## AUFGABE 1
Schreibe aus dem Artikel über das Hamburg Ballett den Abschnitt von „Gegen Demis Volpi, den“ bis einschließlich „Generationswechsel im Tanz.“ genau ab.

## TEXTABSCHNITT
Gegen Demis Volpi, den Nachfolger John Neumeiers beim Hamburg Ballett, regt sich Widerstand. Ursache des Problems ist ein nicht bewältigter Generationswechsel im Tanz.
Beim Hamburg Ballett ist Feuer im Dach. Fünf Erste Solistinnen und Solisten haben gekündigt, und über die Hälfte des Ensembles hat einen Brief an Carsten Brosda, den Kultursenator der Stadt, unterzeichnet; darin beklagen sich die Tänzer über den Führungsstil und die künstlerischen Fähigkeiten des neuen Ballettdirektors Demis Volpi. Besonders drastisch äusserte sich der Solist Alexandr Trusch in einem Interview mit dem Norddeutschen Rundfunk (NDR). Er warf dem argentinisch-deutschen Choreografen «Mangel an künstlerischer Qualität» vor; er fürchte, dass das hohe Niveau der zuvor einundfünfzig Jahre lang von John Neumeier geprägten Kompanie nun «in den Mülleimer geworfen» würde.

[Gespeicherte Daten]
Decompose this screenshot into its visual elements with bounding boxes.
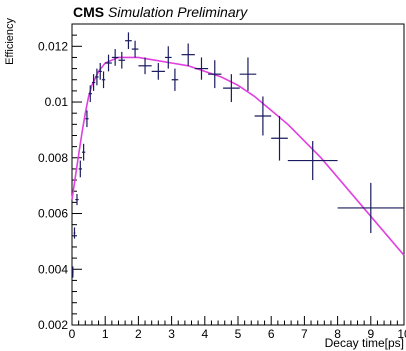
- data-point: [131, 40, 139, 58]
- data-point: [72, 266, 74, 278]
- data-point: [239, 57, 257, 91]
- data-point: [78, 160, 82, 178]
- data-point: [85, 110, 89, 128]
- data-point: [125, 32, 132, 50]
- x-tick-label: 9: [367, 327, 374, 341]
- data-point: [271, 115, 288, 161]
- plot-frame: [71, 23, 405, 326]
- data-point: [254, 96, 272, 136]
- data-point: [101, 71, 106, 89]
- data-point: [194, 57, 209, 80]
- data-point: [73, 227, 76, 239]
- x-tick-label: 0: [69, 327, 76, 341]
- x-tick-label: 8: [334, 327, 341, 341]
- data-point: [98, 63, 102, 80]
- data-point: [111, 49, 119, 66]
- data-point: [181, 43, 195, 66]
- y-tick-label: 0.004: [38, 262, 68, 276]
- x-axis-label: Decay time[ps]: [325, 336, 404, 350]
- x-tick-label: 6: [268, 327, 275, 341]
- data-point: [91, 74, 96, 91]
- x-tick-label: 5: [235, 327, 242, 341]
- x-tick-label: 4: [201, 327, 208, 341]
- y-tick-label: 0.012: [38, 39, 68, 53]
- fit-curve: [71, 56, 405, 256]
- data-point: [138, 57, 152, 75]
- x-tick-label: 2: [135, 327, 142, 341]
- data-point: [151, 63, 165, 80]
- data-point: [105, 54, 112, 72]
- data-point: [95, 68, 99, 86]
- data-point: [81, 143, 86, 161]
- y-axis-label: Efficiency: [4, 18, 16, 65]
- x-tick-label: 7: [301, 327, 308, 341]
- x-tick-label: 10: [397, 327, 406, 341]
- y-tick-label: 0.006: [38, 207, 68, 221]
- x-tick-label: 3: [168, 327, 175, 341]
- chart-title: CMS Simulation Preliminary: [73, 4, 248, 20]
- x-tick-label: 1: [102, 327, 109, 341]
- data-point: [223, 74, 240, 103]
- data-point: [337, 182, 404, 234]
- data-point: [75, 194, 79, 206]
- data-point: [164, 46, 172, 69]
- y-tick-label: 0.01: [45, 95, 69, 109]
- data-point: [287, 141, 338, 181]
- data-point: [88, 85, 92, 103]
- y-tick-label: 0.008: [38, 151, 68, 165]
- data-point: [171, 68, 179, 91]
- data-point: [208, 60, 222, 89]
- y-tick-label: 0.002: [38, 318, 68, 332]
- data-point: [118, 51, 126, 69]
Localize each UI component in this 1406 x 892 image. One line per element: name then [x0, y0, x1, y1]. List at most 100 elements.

## AUFGABE 2
Wiederhole aus der Auflistung die Zeilen von der Zeile mit „- data-point: [131, 40, 139, 58]“ bis einschließlich der Zeile mit „- data-point: [254, 96, 272, 136]“ wortgetreu.

## RICHTIGE AUSGABE 1
Gegen Demis Volpi, den Nachfolger John Neumeiers beim Hamburg Ballett, regt sich Widerstand. Ursache des Problems ist ein nicht bewältigter Generationswechsel im Tanz.

## RICHTIGE AUSGABE 2
- data-point: [131, 40, 139, 58]
- data-point: [72, 266, 74, 278]
- data-point: [239, 57, 257, 91]
- data-point: [78, 160, 82, 178]
- data-point: [85, 110, 89, 128]
- data-point: [125, 32, 132, 50]
- x-tick-label: 9: [367, 327, 374, 341]
- data-point: [271, 115, 288, 161]
- plot-frame: [71, 23, 405, 326]
- data-point: [254, 96, 272, 136]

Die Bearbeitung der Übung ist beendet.